##### TASK INPUTS

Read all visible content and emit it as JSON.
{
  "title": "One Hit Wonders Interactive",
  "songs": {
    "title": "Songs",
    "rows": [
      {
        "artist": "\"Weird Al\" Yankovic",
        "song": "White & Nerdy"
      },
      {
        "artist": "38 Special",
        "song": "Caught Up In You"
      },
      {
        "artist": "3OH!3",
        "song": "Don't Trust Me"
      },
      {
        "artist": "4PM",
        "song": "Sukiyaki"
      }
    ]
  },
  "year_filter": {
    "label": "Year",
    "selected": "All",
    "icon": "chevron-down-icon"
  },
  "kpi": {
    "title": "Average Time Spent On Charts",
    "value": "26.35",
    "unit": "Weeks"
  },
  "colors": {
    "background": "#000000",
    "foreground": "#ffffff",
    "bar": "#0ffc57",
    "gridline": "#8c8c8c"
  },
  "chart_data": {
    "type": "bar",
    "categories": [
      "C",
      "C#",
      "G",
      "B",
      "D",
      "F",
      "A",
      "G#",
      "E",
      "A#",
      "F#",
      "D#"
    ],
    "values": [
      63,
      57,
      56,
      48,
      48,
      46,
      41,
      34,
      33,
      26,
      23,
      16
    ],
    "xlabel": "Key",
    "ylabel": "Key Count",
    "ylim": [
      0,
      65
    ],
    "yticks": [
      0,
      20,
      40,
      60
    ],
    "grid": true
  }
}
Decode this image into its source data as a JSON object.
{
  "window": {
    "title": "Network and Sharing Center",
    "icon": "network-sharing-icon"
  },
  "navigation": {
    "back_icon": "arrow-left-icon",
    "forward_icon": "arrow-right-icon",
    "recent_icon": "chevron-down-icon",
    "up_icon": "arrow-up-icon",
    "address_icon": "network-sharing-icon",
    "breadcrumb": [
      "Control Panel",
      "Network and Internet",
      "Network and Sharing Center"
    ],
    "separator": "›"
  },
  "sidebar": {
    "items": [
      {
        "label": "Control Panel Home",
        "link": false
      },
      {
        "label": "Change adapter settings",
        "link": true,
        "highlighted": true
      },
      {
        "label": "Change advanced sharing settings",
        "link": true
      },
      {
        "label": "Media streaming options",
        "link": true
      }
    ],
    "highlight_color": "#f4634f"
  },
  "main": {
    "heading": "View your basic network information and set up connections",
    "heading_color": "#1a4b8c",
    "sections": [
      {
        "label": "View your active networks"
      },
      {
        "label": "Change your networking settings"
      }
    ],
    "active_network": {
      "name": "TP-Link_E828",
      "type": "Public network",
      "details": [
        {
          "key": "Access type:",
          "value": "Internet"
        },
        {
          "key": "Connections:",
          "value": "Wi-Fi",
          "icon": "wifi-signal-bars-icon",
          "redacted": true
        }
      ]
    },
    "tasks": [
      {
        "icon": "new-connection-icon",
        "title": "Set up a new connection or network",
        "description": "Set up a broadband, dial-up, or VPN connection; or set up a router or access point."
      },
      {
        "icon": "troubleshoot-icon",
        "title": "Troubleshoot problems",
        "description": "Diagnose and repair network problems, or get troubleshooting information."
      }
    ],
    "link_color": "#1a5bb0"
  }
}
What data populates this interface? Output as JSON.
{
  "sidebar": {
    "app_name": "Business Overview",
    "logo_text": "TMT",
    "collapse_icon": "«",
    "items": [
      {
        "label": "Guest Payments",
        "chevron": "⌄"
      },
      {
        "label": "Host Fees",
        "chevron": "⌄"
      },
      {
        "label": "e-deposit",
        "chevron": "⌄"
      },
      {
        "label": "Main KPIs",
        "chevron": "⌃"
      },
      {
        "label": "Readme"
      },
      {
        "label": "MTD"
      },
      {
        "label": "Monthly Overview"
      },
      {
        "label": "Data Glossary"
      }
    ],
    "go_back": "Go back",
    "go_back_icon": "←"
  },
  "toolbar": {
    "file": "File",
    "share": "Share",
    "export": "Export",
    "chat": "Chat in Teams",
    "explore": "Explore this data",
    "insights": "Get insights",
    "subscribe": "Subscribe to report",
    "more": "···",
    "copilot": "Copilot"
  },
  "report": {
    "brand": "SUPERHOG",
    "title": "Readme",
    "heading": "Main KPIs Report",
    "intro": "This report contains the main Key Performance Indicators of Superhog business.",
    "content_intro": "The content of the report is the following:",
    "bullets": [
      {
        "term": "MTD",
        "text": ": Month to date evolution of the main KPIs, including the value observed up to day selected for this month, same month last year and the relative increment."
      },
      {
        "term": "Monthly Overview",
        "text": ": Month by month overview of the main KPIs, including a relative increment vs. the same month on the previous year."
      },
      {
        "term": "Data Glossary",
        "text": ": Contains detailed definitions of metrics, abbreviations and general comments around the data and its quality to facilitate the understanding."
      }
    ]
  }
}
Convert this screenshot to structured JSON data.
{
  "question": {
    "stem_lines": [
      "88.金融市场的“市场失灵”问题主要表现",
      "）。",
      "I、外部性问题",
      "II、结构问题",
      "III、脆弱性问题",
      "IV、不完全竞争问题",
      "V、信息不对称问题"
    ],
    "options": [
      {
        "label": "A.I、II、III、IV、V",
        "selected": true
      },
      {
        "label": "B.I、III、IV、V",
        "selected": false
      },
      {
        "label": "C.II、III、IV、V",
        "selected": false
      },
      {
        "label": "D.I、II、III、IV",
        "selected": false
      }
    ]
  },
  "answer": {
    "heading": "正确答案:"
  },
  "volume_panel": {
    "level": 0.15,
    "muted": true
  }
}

##########

* _STATED EXERCISE_: Copy out all of the records shown above exactly.

* _EXERCISE RESULT_:
Read all visible content and emit it as JSON.
{
  "title": "One Hit Wonders Interactive",
  "songs": {
    "title": "Songs",
    "rows": [
      {
        "artist": "\"Weird Al\" Yankovic",
        "song": "White & Nerdy"
      },
      {
        "artist": "38 Special",
        "song": "Caught Up In You"
      },
      {
        "artist": "3OH!3",
        "song": "Don't Trust Me"
      },
      {
        "artist": "4PM",
        "song": "Sukiyaki"
      }
    ]
  },
  "year_filter": {
    "label": "Year",
    "selected": "All",
    "icon": "chevron-down-icon"
  },
  "kpi": {
    "title": "Average Time Spent On Charts",
    "value": "26.35",
    "unit": "Weeks"
  },
  "colors": {
    "background": "#000000",
    "foreground": "#ffffff",
    "bar": "#0ffc57",
    "gridline": "#8c8c8c"
  },
  "chart_data": {
    "type": "bar",
    "categories": [
      "C",
      "C#",
      "G",
      "B",
      "D",
      "F",
      "A",
      "G#",
      "E",
      "A#",
      "F#",
      "D#"
    ],
    "values": [
      63,
      57,
      56,
      48,
      48,
      46,
      41,
      34,
      33,
      26,
      23,
      16
    ],
    "xlabel": "Key",
    "ylabel": "Key Count",
    "ylim": [
      0,
      65
    ],
    "yticks": [
      0,
      20,
      40,
      60
    ],
    "grid": true
  }
}
Decode this image into its source data as a JSON object.
{
  "window": {
    "title": "Network and Sharing Center",
    "icon": "network-sharing-icon"
  },
  "navigation": {
    "back_icon": "arrow-left-icon",
    "forward_icon": "arrow-right-icon",
    "recent_icon": "chevron-down-icon",
    "up_icon": "arrow-up-icon",
    "address_icon": "network-sharing-icon",
    "breadcrumb": [
      "Control Panel",
      "Network and Internet",
      "Network and Sharing Center"
    ],
    "separator": "›"
  },
  "sidebar": {
    "items": [
      {
        "label": "Control Panel Home",
        "link": false
      },
      {
        "label": "Change adapter settings",
        "link": true,
        "highlighted": true
      },
      {
        "label": "Change advanced sharing settings",
        "link": true
      },
      {
        "label": "Media streaming options",
        "link": true
      }
    ],
    "highlight_color": "#f4634f"
  },
  "main": {
    "heading": "View your basic network information and set up connections",
    "heading_color": "#1a4b8c",
    "sections": [
      {
        "label": "View your active networks"
      },
      {
        "label": "Change your networking settings"
      }
    ],
    "active_network": {
      "name": "TP-Link_E828",
      "type": "Public network",
      "details": [
        {
          "key": "Access type:",
          "value": "Internet"
        },
        {
          "key": "Connections:",
          "value": "Wi-Fi",
          "icon": "wifi-signal-bars-icon",
          "redacted": true
        }
      ]
    },
    "tasks": [
      {
        "icon": "new-connection-icon",
        "title": "Set up a new connection or network",
        "description": "Set up a broadband, dial-up, or VPN connection; or set up a router or access point."
      },
      {
        "icon": "troubleshoot-icon",
        "title": "Troubleshoot problems",
        "description": "Diagnose and repair network problems, or get troubleshooting information."
      }
    ],
    "link_color": "#1a5bb0"
  }
}
What data populates this interface? Output as JSON.
{
  "sidebar": {
    "app_name": "Business Overview",
    "logo_text": "TMT",
    "collapse_icon": "«",
    "items": [
      {
        "label": "Guest Payments",
        "chevron": "⌄"
      },
      {
        "label": "Host Fees",
        "chevron": "⌄"
      },
      {
        "label": "e-deposit",
        "chevron": "⌄"
      },
      {
        "label": "Main KPIs",
        "chevron": "⌃"
      },
      {
        "label": "Readme"
      },
      {
        "label": "MTD"
      },
      {
        "label": "Monthly Overview"
      },
      {
        "label": "Data Glossary"
      }
    ],
    "go_back": "Go back",
    "go_back_icon": "←"
  },
  "toolbar": {
    "file": "File",
    "share": "Share",
    "export": "Export",
    "chat": "Chat in Teams",
    "explore": "Explore this data",
    "insights": "Get insights",
    "subscribe": "Subscribe to report",
    "more": "···",
    "copilot": "Copilot"
  },
  "report": {
    "brand": "SUPERHOG",
    "title": "Readme",
    "heading": "Main KPIs Report",
    "intro": "This report contains the main Key Performance Indicators of Superhog business.",
    "content_intro": "The content of the report is the following:",
    "bullets": [
      {
        "term": "MTD",
        "text": ": Month to date evolution of the main KPIs, including the value observed up to day selected for this month, same month last year and the relative increment."
      },
      {
        "term": "Monthly Overview",
        "text": ": Month by month overview of the main KPIs, including a relative increment vs. the same month on the previous year."
      },
      {
        "term": "Data Glossary",
        "text": ": Contains detailed definitions of metrics, abbreviations and general comments around the data and its quality to facilitate the understanding."
      }
    ]
  }
}
Convert this screenshot to structured JSON data.
{
  "question": {
    "stem_lines": [
      "88.金融市场的“市场失灵”问题主要表现",
      "）。",
      "I、外部性问题",
      "II、结构问题",
      "III、脆弱性问题",
      "IV、不完全竞争问题",
      "V、信息不对称问题"
    ],
    "options": [
      {
        "label": "A.I、II、III、IV、V",
        "selected": true
      },
      {
        "label": "B.I、III、IV、V",
        "selected": false
      },
      {
        "label": "C.II、III、IV、V",
        "selected": false
      },
      {
        "label": "D.I、II、III、IV",
        "selected": false
      }
    ]
  },
  "answer": {
    "heading": "正确答案:"
  },
  "volume_panel": {
    "level": 0.15,
    "muted": true
  }
}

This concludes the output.